DESCRIPTION OF THE TASK
Count every line where "Register" occurs. Give the total alone.

DATA
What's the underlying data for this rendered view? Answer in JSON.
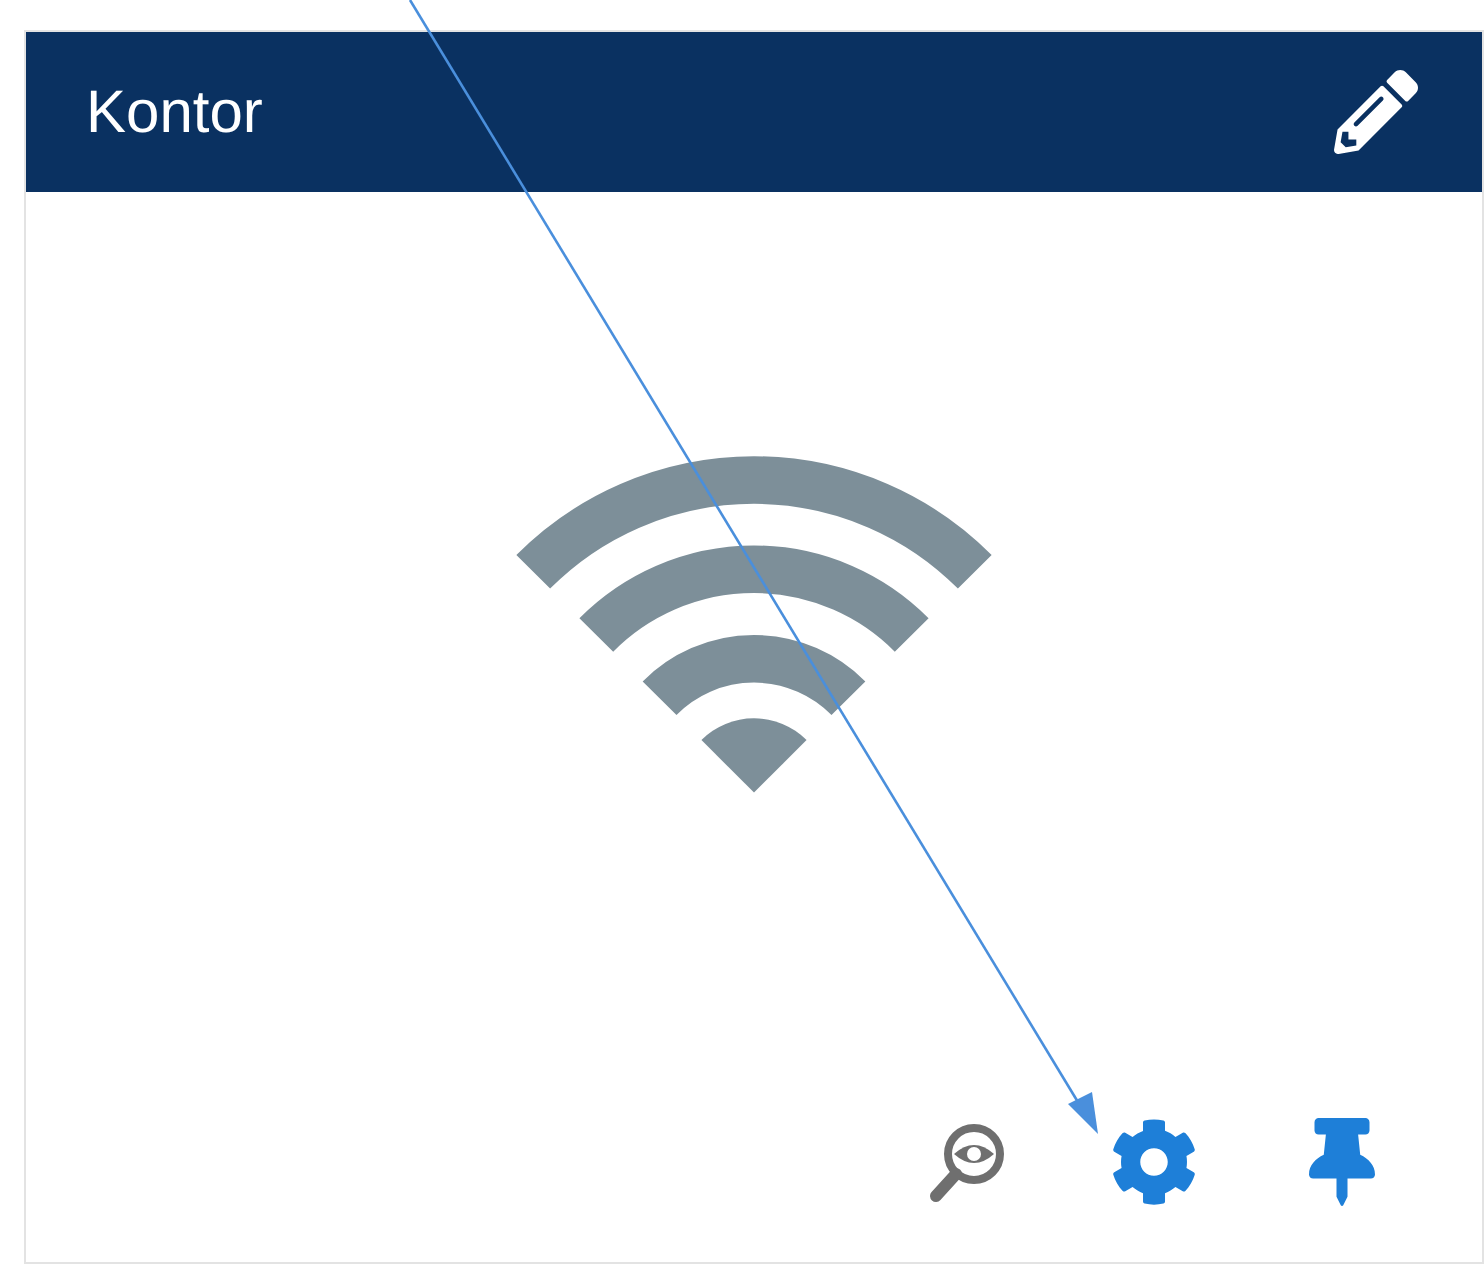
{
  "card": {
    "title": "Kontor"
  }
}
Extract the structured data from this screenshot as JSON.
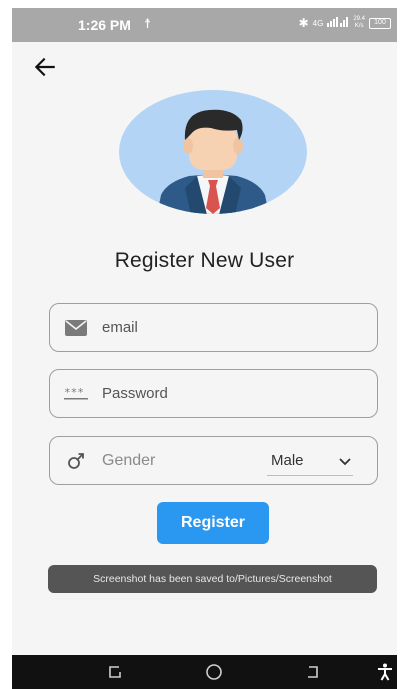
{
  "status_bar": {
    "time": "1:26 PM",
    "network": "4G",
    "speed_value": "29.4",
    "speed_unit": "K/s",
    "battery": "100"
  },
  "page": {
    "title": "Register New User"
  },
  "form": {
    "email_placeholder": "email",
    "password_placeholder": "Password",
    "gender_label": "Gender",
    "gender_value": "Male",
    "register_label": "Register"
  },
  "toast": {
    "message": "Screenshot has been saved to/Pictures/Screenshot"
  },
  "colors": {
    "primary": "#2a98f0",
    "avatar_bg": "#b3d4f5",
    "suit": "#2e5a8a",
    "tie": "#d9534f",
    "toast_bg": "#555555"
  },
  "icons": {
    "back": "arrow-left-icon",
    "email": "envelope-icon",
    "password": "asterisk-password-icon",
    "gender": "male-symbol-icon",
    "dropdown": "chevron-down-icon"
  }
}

--

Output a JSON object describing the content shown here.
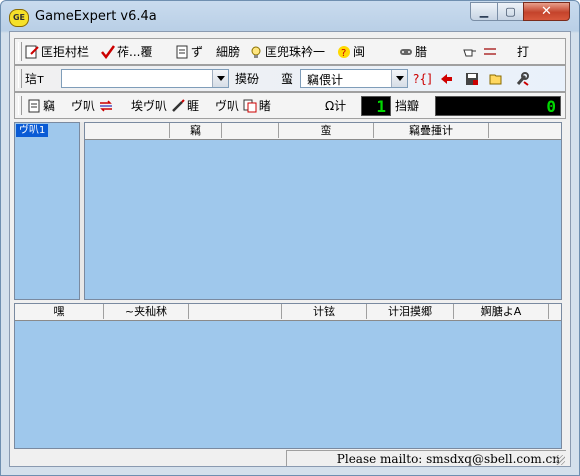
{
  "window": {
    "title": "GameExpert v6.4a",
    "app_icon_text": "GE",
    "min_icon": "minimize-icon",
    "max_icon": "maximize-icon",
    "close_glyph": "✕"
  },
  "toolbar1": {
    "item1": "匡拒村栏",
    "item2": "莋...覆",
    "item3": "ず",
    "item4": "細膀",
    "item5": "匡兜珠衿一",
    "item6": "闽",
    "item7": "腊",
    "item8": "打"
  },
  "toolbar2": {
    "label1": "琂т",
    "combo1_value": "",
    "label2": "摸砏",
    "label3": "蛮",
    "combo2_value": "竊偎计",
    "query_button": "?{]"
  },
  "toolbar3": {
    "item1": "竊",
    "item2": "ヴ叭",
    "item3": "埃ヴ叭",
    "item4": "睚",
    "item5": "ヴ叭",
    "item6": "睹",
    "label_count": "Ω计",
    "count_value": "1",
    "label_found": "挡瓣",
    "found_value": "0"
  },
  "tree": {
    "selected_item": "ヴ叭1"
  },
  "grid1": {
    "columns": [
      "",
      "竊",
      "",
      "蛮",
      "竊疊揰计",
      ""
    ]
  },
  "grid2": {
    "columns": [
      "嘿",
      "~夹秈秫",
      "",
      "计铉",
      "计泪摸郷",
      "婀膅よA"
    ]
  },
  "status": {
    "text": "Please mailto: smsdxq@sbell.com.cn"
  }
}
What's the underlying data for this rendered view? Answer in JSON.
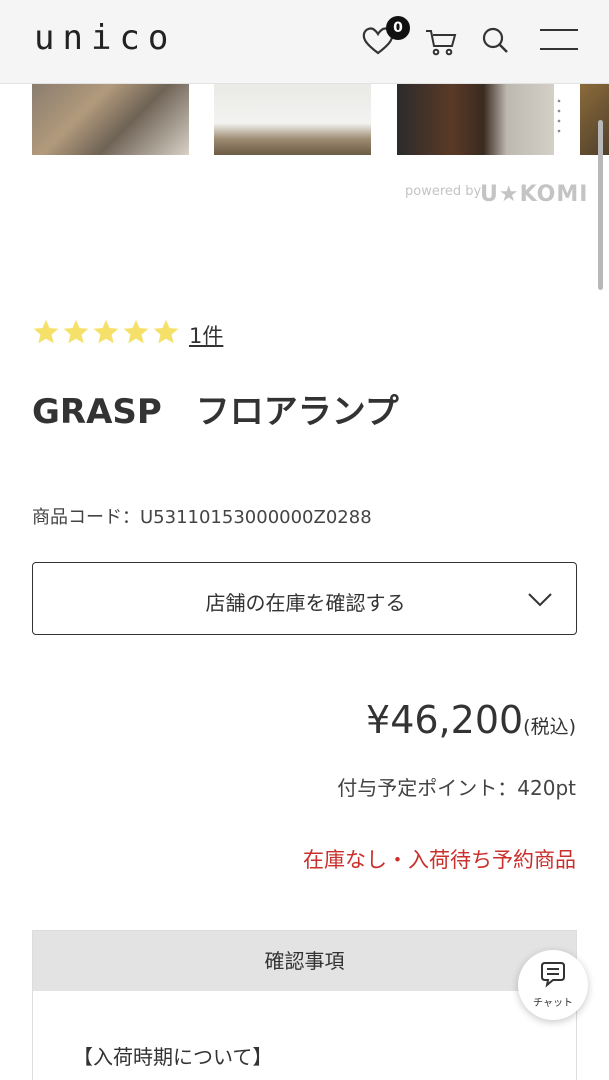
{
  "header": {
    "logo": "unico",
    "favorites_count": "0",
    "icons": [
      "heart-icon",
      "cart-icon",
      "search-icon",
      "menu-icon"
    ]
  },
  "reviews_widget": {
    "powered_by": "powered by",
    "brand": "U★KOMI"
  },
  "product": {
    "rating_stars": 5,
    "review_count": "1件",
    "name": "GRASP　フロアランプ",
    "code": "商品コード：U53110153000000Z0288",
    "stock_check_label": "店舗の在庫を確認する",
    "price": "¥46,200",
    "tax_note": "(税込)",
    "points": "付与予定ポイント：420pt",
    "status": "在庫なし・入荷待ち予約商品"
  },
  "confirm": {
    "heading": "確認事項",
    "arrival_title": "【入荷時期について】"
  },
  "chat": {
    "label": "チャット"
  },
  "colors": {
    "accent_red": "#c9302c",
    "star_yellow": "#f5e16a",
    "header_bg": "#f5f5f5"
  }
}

ANSWER BELOW
2